_AIM_
Omit every picture and write out the rest of the records exactly.

_ENTRIES PROVIDED_
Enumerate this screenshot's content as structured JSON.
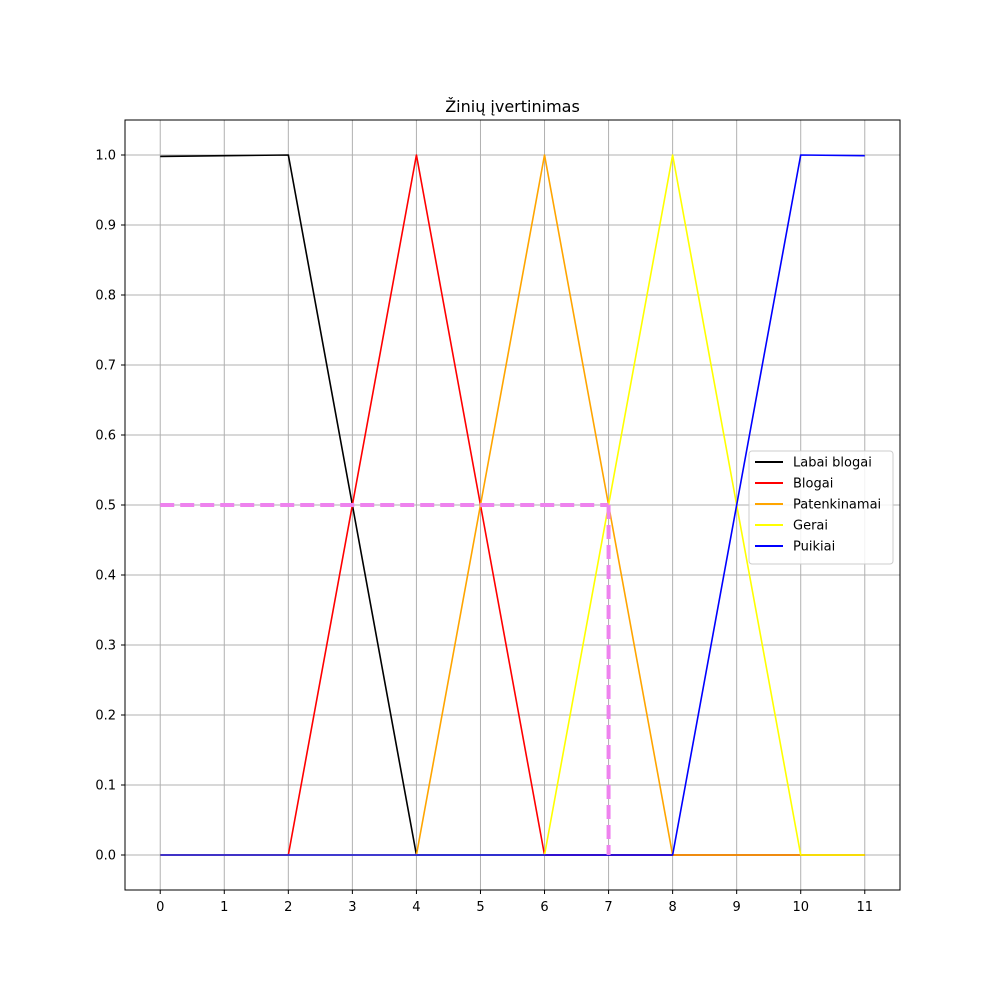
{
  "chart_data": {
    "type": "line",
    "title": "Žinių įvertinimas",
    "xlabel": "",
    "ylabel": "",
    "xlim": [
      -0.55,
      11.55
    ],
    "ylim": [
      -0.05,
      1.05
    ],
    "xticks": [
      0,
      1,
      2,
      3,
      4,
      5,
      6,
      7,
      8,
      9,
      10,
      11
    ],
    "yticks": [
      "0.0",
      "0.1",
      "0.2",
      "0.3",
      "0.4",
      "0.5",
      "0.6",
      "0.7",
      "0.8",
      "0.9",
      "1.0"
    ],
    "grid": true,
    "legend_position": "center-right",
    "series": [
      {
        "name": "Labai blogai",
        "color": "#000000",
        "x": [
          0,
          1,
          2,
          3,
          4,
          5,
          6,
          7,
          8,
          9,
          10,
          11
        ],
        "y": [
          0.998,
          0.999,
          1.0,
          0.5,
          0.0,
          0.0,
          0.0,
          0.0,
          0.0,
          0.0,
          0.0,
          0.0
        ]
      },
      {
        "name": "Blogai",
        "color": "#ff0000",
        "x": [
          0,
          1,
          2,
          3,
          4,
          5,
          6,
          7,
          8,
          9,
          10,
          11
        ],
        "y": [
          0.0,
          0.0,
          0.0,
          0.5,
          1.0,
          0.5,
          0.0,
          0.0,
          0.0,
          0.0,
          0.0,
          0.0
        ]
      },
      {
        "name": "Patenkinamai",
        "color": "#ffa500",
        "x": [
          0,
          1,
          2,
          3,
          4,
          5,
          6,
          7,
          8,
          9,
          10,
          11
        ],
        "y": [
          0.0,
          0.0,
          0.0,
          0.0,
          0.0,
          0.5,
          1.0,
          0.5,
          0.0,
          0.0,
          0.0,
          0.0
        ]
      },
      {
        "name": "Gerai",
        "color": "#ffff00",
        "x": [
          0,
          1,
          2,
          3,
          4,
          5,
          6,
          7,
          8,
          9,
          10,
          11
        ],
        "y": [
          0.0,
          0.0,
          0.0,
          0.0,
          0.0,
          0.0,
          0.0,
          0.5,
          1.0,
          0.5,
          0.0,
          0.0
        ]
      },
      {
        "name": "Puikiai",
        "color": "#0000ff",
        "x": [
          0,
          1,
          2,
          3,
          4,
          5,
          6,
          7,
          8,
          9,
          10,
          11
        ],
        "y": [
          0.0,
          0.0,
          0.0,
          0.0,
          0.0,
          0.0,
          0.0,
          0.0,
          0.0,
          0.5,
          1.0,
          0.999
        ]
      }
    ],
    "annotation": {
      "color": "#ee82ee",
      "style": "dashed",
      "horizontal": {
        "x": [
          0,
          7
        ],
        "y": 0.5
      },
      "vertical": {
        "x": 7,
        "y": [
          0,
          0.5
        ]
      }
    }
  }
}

_SOLUTION_
Enumerate this screenshot's content as structured JSON.
{
  "chart_data": {
    "type": "line",
    "title": "Žinių įvertinimas",
    "xlabel": "",
    "ylabel": "",
    "xlim": [
      -0.55,
      11.55
    ],
    "ylim": [
      -0.05,
      1.05
    ],
    "xticks": [
      0,
      1,
      2,
      3,
      4,
      5,
      6,
      7,
      8,
      9,
      10,
      11
    ],
    "yticks": [
      "0.0",
      "0.1",
      "0.2",
      "0.3",
      "0.4",
      "0.5",
      "0.6",
      "0.7",
      "0.8",
      "0.9",
      "1.0"
    ],
    "grid": true,
    "legend_position": "center-right",
    "series": [
      {
        "name": "Labai blogai",
        "color": "#000000",
        "x": [
          0,
          1,
          2,
          3,
          4,
          5,
          6,
          7,
          8,
          9,
          10,
          11
        ],
        "y": [
          0.998,
          0.999,
          1.0,
          0.5,
          0.0,
          0.0,
          0.0,
          0.0,
          0.0,
          0.0,
          0.0,
          0.0
        ]
      },
      {
        "name": "Blogai",
        "color": "#ff0000",
        "x": [
          0,
          1,
          2,
          3,
          4,
          5,
          6,
          7,
          8,
          9,
          10,
          11
        ],
        "y": [
          0.0,
          0.0,
          0.0,
          0.5,
          1.0,
          0.5,
          0.0,
          0.0,
          0.0,
          0.0,
          0.0,
          0.0
        ]
      },
      {
        "name": "Patenkinamai",
        "color": "#ffa500",
        "x": [
          0,
          1,
          2,
          3,
          4,
          5,
          6,
          7,
          8,
          9,
          10,
          11
        ],
        "y": [
          0.0,
          0.0,
          0.0,
          0.0,
          0.0,
          0.5,
          1.0,
          0.5,
          0.0,
          0.0,
          0.0,
          0.0
        ]
      },
      {
        "name": "Gerai",
        "color": "#ffff00",
        "x": [
          0,
          1,
          2,
          3,
          4,
          5,
          6,
          7,
          8,
          9,
          10,
          11
        ],
        "y": [
          0.0,
          0.0,
          0.0,
          0.0,
          0.0,
          0.0,
          0.0,
          0.5,
          1.0,
          0.5,
          0.0,
          0.0
        ]
      },
      {
        "name": "Puikiai",
        "color": "#0000ff",
        "x": [
          0,
          1,
          2,
          3,
          4,
          5,
          6,
          7,
          8,
          9,
          10,
          11
        ],
        "y": [
          0.0,
          0.0,
          0.0,
          0.0,
          0.0,
          0.0,
          0.0,
          0.0,
          0.0,
          0.5,
          1.0,
          0.999
        ]
      }
    ],
    "annotation": {
      "color": "#ee82ee",
      "style": "dashed",
      "horizontal": {
        "x": [
          0,
          7
        ],
        "y": 0.5
      },
      "vertical": {
        "x": 7,
        "y": [
          0,
          0.5
        ]
      }
    }
  }
}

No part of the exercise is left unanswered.